* Given problem
Collect each line of the entries that holds the string "agrégé".

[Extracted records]
'''
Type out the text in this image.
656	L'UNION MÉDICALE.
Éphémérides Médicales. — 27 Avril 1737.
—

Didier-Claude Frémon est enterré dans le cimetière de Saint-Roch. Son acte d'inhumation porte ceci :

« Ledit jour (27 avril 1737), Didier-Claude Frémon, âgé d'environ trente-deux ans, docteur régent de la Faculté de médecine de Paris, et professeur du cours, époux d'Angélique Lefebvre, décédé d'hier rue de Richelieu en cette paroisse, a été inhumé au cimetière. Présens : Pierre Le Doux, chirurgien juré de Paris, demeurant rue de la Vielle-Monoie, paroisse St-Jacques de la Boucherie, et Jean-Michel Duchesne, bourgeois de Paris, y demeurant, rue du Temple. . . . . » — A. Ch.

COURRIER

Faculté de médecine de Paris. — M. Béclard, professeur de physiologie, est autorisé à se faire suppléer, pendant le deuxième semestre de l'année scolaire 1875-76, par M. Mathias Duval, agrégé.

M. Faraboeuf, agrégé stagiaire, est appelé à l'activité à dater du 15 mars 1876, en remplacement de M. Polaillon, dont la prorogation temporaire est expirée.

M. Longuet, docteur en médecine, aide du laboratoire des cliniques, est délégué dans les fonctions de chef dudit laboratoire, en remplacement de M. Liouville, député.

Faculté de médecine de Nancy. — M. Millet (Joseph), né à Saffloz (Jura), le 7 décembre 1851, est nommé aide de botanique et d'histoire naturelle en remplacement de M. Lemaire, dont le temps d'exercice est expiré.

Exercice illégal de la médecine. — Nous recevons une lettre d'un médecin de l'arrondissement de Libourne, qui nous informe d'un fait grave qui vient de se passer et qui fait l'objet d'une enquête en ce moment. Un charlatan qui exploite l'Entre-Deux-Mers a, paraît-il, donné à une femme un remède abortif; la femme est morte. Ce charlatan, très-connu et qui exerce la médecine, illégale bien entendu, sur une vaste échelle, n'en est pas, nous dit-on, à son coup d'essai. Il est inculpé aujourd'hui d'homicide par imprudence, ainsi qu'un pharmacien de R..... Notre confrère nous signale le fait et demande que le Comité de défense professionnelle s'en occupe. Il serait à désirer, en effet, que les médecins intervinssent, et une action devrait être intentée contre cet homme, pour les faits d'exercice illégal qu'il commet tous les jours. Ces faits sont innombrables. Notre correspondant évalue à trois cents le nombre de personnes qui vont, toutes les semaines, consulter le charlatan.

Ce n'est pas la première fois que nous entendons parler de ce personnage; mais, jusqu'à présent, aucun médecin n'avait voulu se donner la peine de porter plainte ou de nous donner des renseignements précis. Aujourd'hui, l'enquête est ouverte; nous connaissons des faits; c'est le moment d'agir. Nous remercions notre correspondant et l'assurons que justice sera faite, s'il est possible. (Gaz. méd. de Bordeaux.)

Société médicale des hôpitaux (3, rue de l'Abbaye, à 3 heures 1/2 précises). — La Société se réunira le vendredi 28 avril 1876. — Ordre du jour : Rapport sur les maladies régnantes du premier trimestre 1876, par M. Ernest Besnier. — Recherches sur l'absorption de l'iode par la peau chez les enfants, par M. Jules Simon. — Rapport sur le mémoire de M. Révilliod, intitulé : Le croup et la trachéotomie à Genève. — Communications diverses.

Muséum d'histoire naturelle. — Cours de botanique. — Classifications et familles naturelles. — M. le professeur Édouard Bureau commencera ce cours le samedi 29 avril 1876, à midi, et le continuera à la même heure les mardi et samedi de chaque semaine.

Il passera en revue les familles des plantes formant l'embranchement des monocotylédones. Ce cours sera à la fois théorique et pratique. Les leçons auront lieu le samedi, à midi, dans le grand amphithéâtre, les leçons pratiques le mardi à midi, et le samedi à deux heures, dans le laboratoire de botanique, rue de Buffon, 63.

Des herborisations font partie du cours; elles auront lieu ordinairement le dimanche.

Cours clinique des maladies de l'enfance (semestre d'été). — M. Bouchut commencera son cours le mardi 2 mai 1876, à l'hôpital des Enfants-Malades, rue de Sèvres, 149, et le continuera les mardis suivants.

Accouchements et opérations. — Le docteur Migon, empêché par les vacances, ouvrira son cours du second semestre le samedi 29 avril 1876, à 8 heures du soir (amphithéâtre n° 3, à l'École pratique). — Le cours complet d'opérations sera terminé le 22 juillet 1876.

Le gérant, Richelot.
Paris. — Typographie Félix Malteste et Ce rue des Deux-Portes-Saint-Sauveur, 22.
'''
* Full response
Faculté de médecine de Paris. — M. Béclard, professeur de physiologie, est autorisé à se faire suppléer, pendant le deuxième semestre de l'année scolaire 1875-76, par M. Mathias Duval, agrégé.
M. Faraboeuf, agrégé stagiaire, est appelé à l'activité à dater du 15 mars 1876, en remplacement de M. Polaillon, dont la prorogation temporaire est expirée.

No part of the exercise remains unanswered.